--- Begin PROVIDED ENTRIES ---
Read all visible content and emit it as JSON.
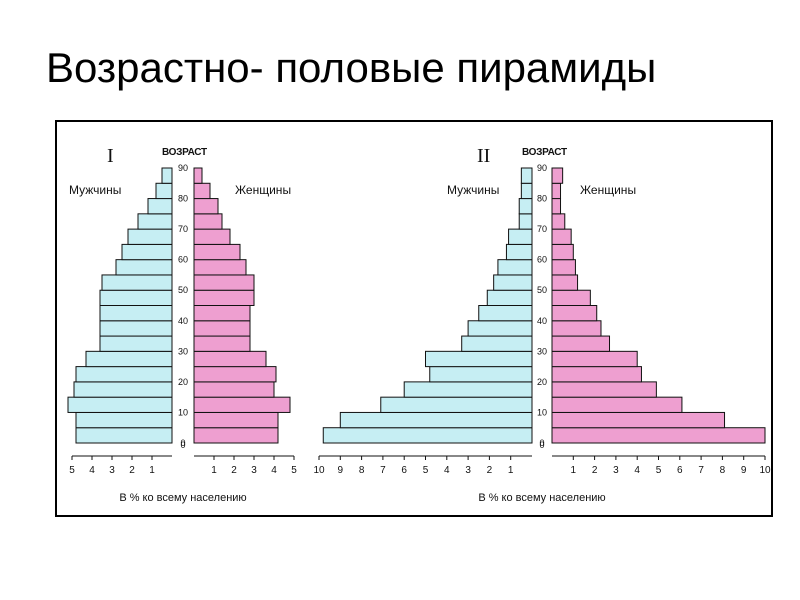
{
  "slide": {
    "title": "Возрастно- половые пирамиды"
  },
  "colors": {
    "male": "#c6eef3",
    "female": "#ee9fd0",
    "outline": "#111111"
  },
  "chart_data": [
    {
      "type": "bar",
      "orientation": "horizontal-pyramid",
      "panel_label": "I",
      "age_axis_label": "ВОЗРАСТ",
      "age_ticks": [
        "0",
        "10",
        "20",
        "30",
        "40",
        "50",
        "60",
        "70",
        "80",
        "90"
      ],
      "categories": [
        "0-4",
        "5-9",
        "10-14",
        "15-19",
        "20-24",
        "25-29",
        "30-34",
        "35-39",
        "40-44",
        "45-49",
        "50-54",
        "55-59",
        "60-64",
        "65-69",
        "70-74",
        "75-79",
        "80-84",
        "85-89"
      ],
      "series": [
        {
          "name": "Мужчины",
          "side": "left",
          "values": [
            4.8,
            4.8,
            5.2,
            4.9,
            4.8,
            4.3,
            3.6,
            3.6,
            3.6,
            3.6,
            3.5,
            2.8,
            2.5,
            2.2,
            1.7,
            1.2,
            0.8,
            0.5
          ]
        },
        {
          "name": "Женщины",
          "side": "right",
          "values": [
            4.2,
            4.2,
            4.8,
            4.0,
            4.1,
            3.6,
            2.8,
            2.8,
            2.8,
            3.0,
            3.0,
            2.6,
            2.3,
            1.8,
            1.4,
            1.2,
            0.8,
            0.4
          ]
        }
      ],
      "x_ticks_left": [
        "5",
        "4",
        "3",
        "2",
        "1"
      ],
      "x_ticks_right": [
        "1",
        "2",
        "3",
        "4",
        "5"
      ],
      "x_zero": "0",
      "xlim": [
        0,
        5
      ],
      "xlabel": "В % ко всему населению"
    },
    {
      "type": "bar",
      "orientation": "horizontal-pyramid",
      "panel_label": "II",
      "age_axis_label": "ВОЗРАСТ",
      "age_ticks": [
        "0",
        "10",
        "20",
        "30",
        "40",
        "50",
        "60",
        "70",
        "80",
        "90"
      ],
      "categories": [
        "0-4",
        "5-9",
        "10-14",
        "15-19",
        "20-24",
        "25-29",
        "30-34",
        "35-39",
        "40-44",
        "45-49",
        "50-54",
        "55-59",
        "60-64",
        "65-69",
        "70-74",
        "75-79",
        "80-84",
        "85-89"
      ],
      "series": [
        {
          "name": "Мужчины",
          "side": "left",
          "values": [
            9.8,
            9.0,
            7.1,
            6.0,
            4.8,
            5.0,
            3.3,
            3.0,
            2.5,
            2.1,
            1.8,
            1.6,
            1.2,
            1.1,
            0.6,
            0.6,
            0.5,
            0.5
          ]
        },
        {
          "name": "Женщины",
          "side": "right",
          "values": [
            10.0,
            8.1,
            6.1,
            4.9,
            4.2,
            4.0,
            2.7,
            2.3,
            2.1,
            1.8,
            1.2,
            1.1,
            1.0,
            0.9,
            0.6,
            0.4,
            0.4,
            0.5
          ]
        }
      ],
      "x_ticks_left": [
        "10",
        "9",
        "8",
        "7",
        "6",
        "5",
        "4",
        "3",
        "2",
        "1"
      ],
      "x_ticks_right": [
        "1",
        "2",
        "3",
        "4",
        "5",
        "6",
        "7",
        "8",
        "9",
        "10"
      ],
      "x_zero": "0",
      "xlim": [
        0,
        10
      ],
      "xlabel": "В % ко всему населению"
    }
  ]
}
--- End PROVIDED ENTRIES ---
# TASK DESCRIPTION
Set down the lines of the records above exactly, apart from the pictures.

# TASK RESULT
Read all visible content and emit it as JSON.
{
  "slide": {
    "title": "Возрастно- половые пирамиды"
  },
  "colors": {
    "male": "#c6eef3",
    "female": "#ee9fd0",
    "outline": "#111111"
  },
  "chart_data": [
    {
      "type": "bar",
      "orientation": "horizontal-pyramid",
      "panel_label": "I",
      "age_axis_label": "ВОЗРАСТ",
      "age_ticks": [
        "0",
        "10",
        "20",
        "30",
        "40",
        "50",
        "60",
        "70",
        "80",
        "90"
      ],
      "categories": [
        "0-4",
        "5-9",
        "10-14",
        "15-19",
        "20-24",
        "25-29",
        "30-34",
        "35-39",
        "40-44",
        "45-49",
        "50-54",
        "55-59",
        "60-64",
        "65-69",
        "70-74",
        "75-79",
        "80-84",
        "85-89"
      ],
      "series": [
        {
          "name": "Мужчины",
          "side": "left",
          "values": [
            4.8,
            4.8,
            5.2,
            4.9,
            4.8,
            4.3,
            3.6,
            3.6,
            3.6,
            3.6,
            3.5,
            2.8,
            2.5,
            2.2,
            1.7,
            1.2,
            0.8,
            0.5
          ]
        },
        {
          "name": "Женщины",
          "side": "right",
          "values": [
            4.2,
            4.2,
            4.8,
            4.0,
            4.1,
            3.6,
            2.8,
            2.8,
            2.8,
            3.0,
            3.0,
            2.6,
            2.3,
            1.8,
            1.4,
            1.2,
            0.8,
            0.4
          ]
        }
      ],
      "x_ticks_left": [
        "5",
        "4",
        "3",
        "2",
        "1"
      ],
      "x_ticks_right": [
        "1",
        "2",
        "3",
        "4",
        "5"
      ],
      "x_zero": "0",
      "xlim": [
        0,
        5
      ],
      "xlabel": "В % ко всему населению"
    },
    {
      "type": "bar",
      "orientation": "horizontal-pyramid",
      "panel_label": "II",
      "age_axis_label": "ВОЗРАСТ",
      "age_ticks": [
        "0",
        "10",
        "20",
        "30",
        "40",
        "50",
        "60",
        "70",
        "80",
        "90"
      ],
      "categories": [
        "0-4",
        "5-9",
        "10-14",
        "15-19",
        "20-24",
        "25-29",
        "30-34",
        "35-39",
        "40-44",
        "45-49",
        "50-54",
        "55-59",
        "60-64",
        "65-69",
        "70-74",
        "75-79",
        "80-84",
        "85-89"
      ],
      "series": [
        {
          "name": "Мужчины",
          "side": "left",
          "values": [
            9.8,
            9.0,
            7.1,
            6.0,
            4.8,
            5.0,
            3.3,
            3.0,
            2.5,
            2.1,
            1.8,
            1.6,
            1.2,
            1.1,
            0.6,
            0.6,
            0.5,
            0.5
          ]
        },
        {
          "name": "Женщины",
          "side": "right",
          "values": [
            10.0,
            8.1,
            6.1,
            4.9,
            4.2,
            4.0,
            2.7,
            2.3,
            2.1,
            1.8,
            1.2,
            1.1,
            1.0,
            0.9,
            0.6,
            0.4,
            0.4,
            0.5
          ]
        }
      ],
      "x_ticks_left": [
        "10",
        "9",
        "8",
        "7",
        "6",
        "5",
        "4",
        "3",
        "2",
        "1"
      ],
      "x_ticks_right": [
        "1",
        "2",
        "3",
        "4",
        "5",
        "6",
        "7",
        "8",
        "9",
        "10"
      ],
      "x_zero": "0",
      "xlim": [
        0,
        10
      ],
      "xlabel": "В % ко всему населению"
    }
  ]
}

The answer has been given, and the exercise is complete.